**The exercise:** Print the listing below exactly.

###

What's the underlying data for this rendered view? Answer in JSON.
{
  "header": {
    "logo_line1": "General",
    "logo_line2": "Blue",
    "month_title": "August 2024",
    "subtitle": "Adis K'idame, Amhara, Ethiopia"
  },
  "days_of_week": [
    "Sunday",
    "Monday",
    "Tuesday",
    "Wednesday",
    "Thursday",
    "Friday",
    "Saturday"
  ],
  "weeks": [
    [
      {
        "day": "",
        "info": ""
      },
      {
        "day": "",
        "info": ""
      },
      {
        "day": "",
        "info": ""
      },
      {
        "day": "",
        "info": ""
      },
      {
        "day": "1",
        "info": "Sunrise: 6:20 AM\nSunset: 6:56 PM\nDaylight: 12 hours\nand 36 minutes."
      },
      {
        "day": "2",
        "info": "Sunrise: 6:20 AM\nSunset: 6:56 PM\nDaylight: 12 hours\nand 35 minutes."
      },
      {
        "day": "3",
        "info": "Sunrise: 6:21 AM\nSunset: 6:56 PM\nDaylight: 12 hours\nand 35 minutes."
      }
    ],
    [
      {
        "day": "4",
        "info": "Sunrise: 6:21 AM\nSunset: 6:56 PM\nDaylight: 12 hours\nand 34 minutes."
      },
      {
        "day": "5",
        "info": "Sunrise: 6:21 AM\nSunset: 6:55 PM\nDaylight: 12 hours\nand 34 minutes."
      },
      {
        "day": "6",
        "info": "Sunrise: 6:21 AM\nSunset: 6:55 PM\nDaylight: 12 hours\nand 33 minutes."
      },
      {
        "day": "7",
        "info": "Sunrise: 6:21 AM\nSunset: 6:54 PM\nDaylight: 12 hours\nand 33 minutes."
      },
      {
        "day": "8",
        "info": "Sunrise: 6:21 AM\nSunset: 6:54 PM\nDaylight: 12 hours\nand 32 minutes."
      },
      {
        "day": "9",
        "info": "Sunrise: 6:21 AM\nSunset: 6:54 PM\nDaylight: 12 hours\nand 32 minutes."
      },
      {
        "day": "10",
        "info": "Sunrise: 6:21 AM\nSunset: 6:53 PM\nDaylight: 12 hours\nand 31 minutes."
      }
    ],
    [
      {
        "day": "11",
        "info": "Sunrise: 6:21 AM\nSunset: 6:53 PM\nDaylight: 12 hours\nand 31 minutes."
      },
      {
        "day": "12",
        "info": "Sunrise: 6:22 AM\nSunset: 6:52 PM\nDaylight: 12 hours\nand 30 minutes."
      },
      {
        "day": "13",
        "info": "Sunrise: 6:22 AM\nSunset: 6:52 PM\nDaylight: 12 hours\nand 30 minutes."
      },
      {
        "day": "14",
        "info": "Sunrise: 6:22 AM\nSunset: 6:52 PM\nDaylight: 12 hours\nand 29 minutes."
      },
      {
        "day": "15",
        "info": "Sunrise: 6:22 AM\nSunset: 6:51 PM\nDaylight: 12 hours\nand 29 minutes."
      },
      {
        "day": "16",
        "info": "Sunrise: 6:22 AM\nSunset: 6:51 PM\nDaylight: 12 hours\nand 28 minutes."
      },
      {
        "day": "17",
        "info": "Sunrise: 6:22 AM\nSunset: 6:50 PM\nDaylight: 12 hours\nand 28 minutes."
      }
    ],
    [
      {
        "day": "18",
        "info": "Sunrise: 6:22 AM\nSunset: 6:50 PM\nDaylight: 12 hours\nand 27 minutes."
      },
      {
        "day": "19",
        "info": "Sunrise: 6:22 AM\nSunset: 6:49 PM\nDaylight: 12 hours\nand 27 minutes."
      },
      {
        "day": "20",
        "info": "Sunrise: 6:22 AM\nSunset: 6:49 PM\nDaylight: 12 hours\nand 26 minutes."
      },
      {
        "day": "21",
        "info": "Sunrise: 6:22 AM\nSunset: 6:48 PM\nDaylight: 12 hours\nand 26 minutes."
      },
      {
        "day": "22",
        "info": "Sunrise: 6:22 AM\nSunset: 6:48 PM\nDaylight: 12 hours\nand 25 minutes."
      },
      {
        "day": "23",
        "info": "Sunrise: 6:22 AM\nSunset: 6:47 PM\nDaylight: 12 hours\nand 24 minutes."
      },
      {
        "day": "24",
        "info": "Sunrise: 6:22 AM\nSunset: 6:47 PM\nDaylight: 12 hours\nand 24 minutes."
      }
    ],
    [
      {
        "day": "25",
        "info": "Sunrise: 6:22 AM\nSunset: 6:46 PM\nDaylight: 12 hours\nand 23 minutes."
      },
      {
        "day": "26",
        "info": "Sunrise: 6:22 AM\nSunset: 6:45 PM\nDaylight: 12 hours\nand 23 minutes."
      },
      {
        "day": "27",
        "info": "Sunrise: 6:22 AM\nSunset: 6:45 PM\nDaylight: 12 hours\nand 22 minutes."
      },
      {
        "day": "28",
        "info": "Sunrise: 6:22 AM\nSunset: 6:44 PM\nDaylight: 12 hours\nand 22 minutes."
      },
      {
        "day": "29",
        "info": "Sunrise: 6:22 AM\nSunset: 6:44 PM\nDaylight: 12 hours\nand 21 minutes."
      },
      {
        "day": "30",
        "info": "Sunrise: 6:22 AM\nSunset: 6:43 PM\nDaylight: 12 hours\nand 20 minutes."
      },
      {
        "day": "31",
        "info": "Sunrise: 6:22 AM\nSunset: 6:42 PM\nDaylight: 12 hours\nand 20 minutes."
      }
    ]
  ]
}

###

**Expected answer:**
What's the underlying data for this rendered view? Answer in JSON.
{
  "header": {
    "logo_line1": "General",
    "logo_line2": "Blue",
    "month_title": "August 2024",
    "subtitle": "Adis K'idame, Amhara, Ethiopia"
  },
  "days_of_week": [
    "Sunday",
    "Monday",
    "Tuesday",
    "Wednesday",
    "Thursday",
    "Friday",
    "Saturday"
  ],
  "weeks": [
    [
      {
        "day": "",
        "info": ""
      },
      {
        "day": "",
        "info": ""
      },
      {
        "day": "",
        "info": ""
      },
      {
        "day": "",
        "info": ""
      },
      {
        "day": "1",
        "info": "Sunrise: 6:20 AM\nSunset: 6:56 PM\nDaylight: 12 hours\nand 36 minutes."
      },
      {
        "day": "2",
        "info": "Sunrise: 6:20 AM\nSunset: 6:56 PM\nDaylight: 12 hours\nand 35 minutes."
      },
      {
        "day": "3",
        "info": "Sunrise: 6:21 AM\nSunset: 6:56 PM\nDaylight: 12 hours\nand 35 minutes."
      }
    ],
    [
      {
        "day": "4",
        "info": "Sunrise: 6:21 AM\nSunset: 6:56 PM\nDaylight: 12 hours\nand 34 minutes."
      },
      {
        "day": "5",
        "info": "Sunrise: 6:21 AM\nSunset: 6:55 PM\nDaylight: 12 hours\nand 34 minutes."
      },
      {
        "day": "6",
        "info": "Sunrise: 6:21 AM\nSunset: 6:55 PM\nDaylight: 12 hours\nand 33 minutes."
      },
      {
        "day": "7",
        "info": "Sunrise: 6:21 AM\nSunset: 6:54 PM\nDaylight: 12 hours\nand 33 minutes."
      },
      {
        "day": "8",
        "info": "Sunrise: 6:21 AM\nSunset: 6:54 PM\nDaylight: 12 hours\nand 32 minutes."
      },
      {
        "day": "9",
        "info": "Sunrise: 6:21 AM\nSunset: 6:54 PM\nDaylight: 12 hours\nand 32 minutes."
      },
      {
        "day": "10",
        "info": "Sunrise: 6:21 AM\nSunset: 6:53 PM\nDaylight: 12 hours\nand 31 minutes."
      }
    ],
    [
      {
        "day": "11",
        "info": "Sunrise: 6:21 AM\nSunset: 6:53 PM\nDaylight: 12 hours\nand 31 minutes."
      },
      {
        "day": "12",
        "info": "Sunrise: 6:22 AM\nSunset: 6:52 PM\nDaylight: 12 hours\nand 30 minutes."
      },
      {
        "day": "13",
        "info": "Sunrise: 6:22 AM\nSunset: 6:52 PM\nDaylight: 12 hours\nand 30 minutes."
      },
      {
        "day": "14",
        "info": "Sunrise: 6:22 AM\nSunset: 6:52 PM\nDaylight: 12 hours\nand 29 minutes."
      },
      {
        "day": "15",
        "info": "Sunrise: 6:22 AM\nSunset: 6:51 PM\nDaylight: 12 hours\nand 29 minutes."
      },
      {
        "day": "16",
        "info": "Sunrise: 6:22 AM\nSunset: 6:51 PM\nDaylight: 12 hours\nand 28 minutes."
      },
      {
        "day": "17",
        "info": "Sunrise: 6:22 AM\nSunset: 6:50 PM\nDaylight: 12 hours\nand 28 minutes."
      }
    ],
    [
      {
        "day": "18",
        "info": "Sunrise: 6:22 AM\nSunset: 6:50 PM\nDaylight: 12 hours\nand 27 minutes."
      },
      {
        "day": "19",
        "info": "Sunrise: 6:22 AM\nSunset: 6:49 PM\nDaylight: 12 hours\nand 27 minutes."
      },
      {
        "day": "20",
        "info": "Sunrise: 6:22 AM\nSunset: 6:49 PM\nDaylight: 12 hours\nand 26 minutes."
      },
      {
        "day": "21",
        "info": "Sunrise: 6:22 AM\nSunset: 6:48 PM\nDaylight: 12 hours\nand 26 minutes."
      },
      {
        "day": "22",
        "info": "Sunrise: 6:22 AM\nSunset: 6:48 PM\nDaylight: 12 hours\nand 25 minutes."
      },
      {
        "day": "23",
        "info": "Sunrise: 6:22 AM\nSunset: 6:47 PM\nDaylight: 12 hours\nand 24 minutes."
      },
      {
        "day": "24",
        "info": "Sunrise: 6:22 AM\nSunset: 6:47 PM\nDaylight: 12 hours\nand 24 minutes."
      }
    ],
    [
      {
        "day": "25",
        "info": "Sunrise: 6:22 AM\nSunset: 6:46 PM\nDaylight: 12 hours\nand 23 minutes."
      },
      {
        "day": "26",
        "info": "Sunrise: 6:22 AM\nSunset: 6:45 PM\nDaylight: 12 hours\nand 23 minutes."
      },
      {
        "day": "27",
        "info": "Sunrise: 6:22 AM\nSunset: 6:45 PM\nDaylight: 12 hours\nand 22 minutes."
      },
      {
        "day": "28",
        "info": "Sunrise: 6:22 AM\nSunset: 6:44 PM\nDaylight: 12 hours\nand 22 minutes."
      },
      {
        "day": "29",
        "info": "Sunrise: 6:22 AM\nSunset: 6:44 PM\nDaylight: 12 hours\nand 21 minutes."
      },
      {
        "day": "30",
        "info": "Sunrise: 6:22 AM\nSunset: 6:43 PM\nDaylight: 12 hours\nand 20 minutes."
      },
      {
        "day": "31",
        "info": "Sunrise: 6:22 AM\nSunset: 6:42 PM\nDaylight: 12 hours\nand 20 minutes."
      }
    ]
  ]
}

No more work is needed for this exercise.